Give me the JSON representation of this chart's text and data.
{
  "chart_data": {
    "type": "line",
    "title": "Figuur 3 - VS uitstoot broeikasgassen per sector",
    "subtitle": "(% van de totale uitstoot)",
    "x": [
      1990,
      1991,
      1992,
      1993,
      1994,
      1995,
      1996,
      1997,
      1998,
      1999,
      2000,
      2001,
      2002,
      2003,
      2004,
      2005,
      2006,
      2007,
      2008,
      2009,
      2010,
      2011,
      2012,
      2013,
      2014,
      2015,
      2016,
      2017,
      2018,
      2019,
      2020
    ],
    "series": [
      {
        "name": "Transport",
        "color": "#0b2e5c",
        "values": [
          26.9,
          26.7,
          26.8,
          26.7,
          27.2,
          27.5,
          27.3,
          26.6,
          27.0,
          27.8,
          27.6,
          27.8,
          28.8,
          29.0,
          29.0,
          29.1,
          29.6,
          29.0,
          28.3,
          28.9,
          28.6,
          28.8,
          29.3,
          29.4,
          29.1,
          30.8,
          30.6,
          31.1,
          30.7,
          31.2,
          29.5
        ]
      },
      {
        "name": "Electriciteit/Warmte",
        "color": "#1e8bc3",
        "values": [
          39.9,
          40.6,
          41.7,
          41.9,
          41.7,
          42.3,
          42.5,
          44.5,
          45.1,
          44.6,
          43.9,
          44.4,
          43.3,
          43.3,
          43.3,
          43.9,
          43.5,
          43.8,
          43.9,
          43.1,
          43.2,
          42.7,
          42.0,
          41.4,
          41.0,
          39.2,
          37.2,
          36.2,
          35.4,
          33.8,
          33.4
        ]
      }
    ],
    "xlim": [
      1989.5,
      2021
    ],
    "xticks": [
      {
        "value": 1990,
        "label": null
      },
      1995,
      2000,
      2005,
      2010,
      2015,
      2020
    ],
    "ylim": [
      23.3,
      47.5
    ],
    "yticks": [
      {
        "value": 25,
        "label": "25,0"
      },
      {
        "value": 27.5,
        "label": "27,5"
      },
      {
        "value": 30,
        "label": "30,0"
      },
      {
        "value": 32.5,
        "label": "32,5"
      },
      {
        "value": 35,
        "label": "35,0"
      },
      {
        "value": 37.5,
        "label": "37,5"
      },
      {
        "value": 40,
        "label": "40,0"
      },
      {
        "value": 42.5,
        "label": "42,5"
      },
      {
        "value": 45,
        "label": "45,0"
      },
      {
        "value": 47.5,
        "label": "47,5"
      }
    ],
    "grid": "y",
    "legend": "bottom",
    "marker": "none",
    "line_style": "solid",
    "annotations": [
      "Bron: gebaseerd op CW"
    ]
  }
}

+ + + + + + +

- _The problem_: Your task is to retype all of the records exactly.

- _Solution for this problem_:
Give me the JSON representation of this chart's text and data.
{
  "chart_data": {
    "type": "line",
    "title": "Figuur 3 - VS uitstoot broeikasgassen per sector",
    "subtitle": "(% van de totale uitstoot)",
    "x": [
      1990,
      1991,
      1992,
      1993,
      1994,
      1995,
      1996,
      1997,
      1998,
      1999,
      2000,
      2001,
      2002,
      2003,
      2004,
      2005,
      2006,
      2007,
      2008,
      2009,
      2010,
      2011,
      2012,
      2013,
      2014,
      2015,
      2016,
      2017,
      2018,
      2019,
      2020
    ],
    "series": [
      {
        "name": "Transport",
        "color": "#0b2e5c",
        "values": [
          26.9,
          26.7,
          26.8,
          26.7,
          27.2,
          27.5,
          27.3,
          26.6,
          27.0,
          27.8,
          27.6,
          27.8,
          28.8,
          29.0,
          29.0,
          29.1,
          29.6,
          29.0,
          28.3,
          28.9,
          28.6,
          28.8,
          29.3,
          29.4,
          29.1,
          30.8,
          30.6,
          31.1,
          30.7,
          31.2,
          29.5
        ]
      },
      {
        "name": "Electriciteit/Warmte",
        "color": "#1e8bc3",
        "values": [
          39.9,
          40.6,
          41.7,
          41.9,
          41.7,
          42.3,
          42.5,
          44.5,
          45.1,
          44.6,
          43.9,
          44.4,
          43.3,
          43.3,
          43.3,
          43.9,
          43.5,
          43.8,
          43.9,
          43.1,
          43.2,
          42.7,
          42.0,
          41.4,
          41.0,
          39.2,
          37.2,
          36.2,
          35.4,
          33.8,
          33.4
        ]
      }
    ],
    "xlim": [
      1989.5,
      2021
    ],
    "xticks": [
      {
        "value": 1990,
        "label": null
      },
      1995,
      2000,
      2005,
      2010,
      2015,
      2020
    ],
    "ylim": [
      23.3,
      47.5
    ],
    "yticks": [
      {
        "value": 25,
        "label": "25,0"
      },
      {
        "value": 27.5,
        "label": "27,5"
      },
      {
        "value": 30,
        "label": "30,0"
      },
      {
        "value": 32.5,
        "label": "32,5"
      },
      {
        "value": 35,
        "label": "35,0"
      },
      {
        "value": 37.5,
        "label": "37,5"
      },
      {
        "value": 40,
        "label": "40,0"
      },
      {
        "value": 42.5,
        "label": "42,5"
      },
      {
        "value": 45,
        "label": "45,0"
      },
      {
        "value": 47.5,
        "label": "47,5"
      }
    ],
    "grid": "y",
    "legend": "bottom",
    "marker": "none",
    "line_style": "solid",
    "annotations": [
      "Bron: gebaseerd op CW"
    ]
  }
}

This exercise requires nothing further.